- EXERCISE PROMPT -
Quote the whole listing word for word, please.

________________________

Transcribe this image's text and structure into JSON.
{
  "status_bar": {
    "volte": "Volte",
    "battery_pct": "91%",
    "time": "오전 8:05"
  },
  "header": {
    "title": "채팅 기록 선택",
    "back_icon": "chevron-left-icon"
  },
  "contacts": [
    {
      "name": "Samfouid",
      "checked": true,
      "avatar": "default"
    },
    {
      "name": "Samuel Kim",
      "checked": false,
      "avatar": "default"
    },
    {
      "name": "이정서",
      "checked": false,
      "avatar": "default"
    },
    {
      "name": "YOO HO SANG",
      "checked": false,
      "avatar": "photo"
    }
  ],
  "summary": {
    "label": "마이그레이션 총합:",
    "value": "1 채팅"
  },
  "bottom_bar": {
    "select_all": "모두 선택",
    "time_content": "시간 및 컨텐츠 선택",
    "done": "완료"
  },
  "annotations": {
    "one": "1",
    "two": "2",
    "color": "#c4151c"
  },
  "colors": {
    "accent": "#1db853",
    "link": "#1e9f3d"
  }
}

________________________

- FINAL RESULT -
Transcribe this image's text and structure into JSON.
{
  "status_bar": {
    "volte": "Volte",
    "battery_pct": "91%",
    "time": "오전 8:05"
  },
  "header": {
    "title": "채팅 기록 선택",
    "back_icon": "chevron-left-icon"
  },
  "contacts": [
    {
      "name": "Samfouid",
      "checked": true,
      "avatar": "default"
    },
    {
      "name": "Samuel Kim",
      "checked": false,
      "avatar": "default"
    },
    {
      "name": "이정서",
      "checked": false,
      "avatar": "default"
    },
    {
      "name": "YOO HO SANG",
      "checked": false,
      "avatar": "photo"
    }
  ],
  "summary": {
    "label": "마이그레이션 총합:",
    "value": "1 채팅"
  },
  "bottom_bar": {
    "select_all": "모두 선택",
    "time_content": "시간 및 컨텐츠 선택",
    "done": "완료"
  },
  "annotations": {
    "one": "1",
    "two": "2",
    "color": "#c4151c"
  },
  "colors": {
    "accent": "#1db853",
    "link": "#1e9f3d"
  }
}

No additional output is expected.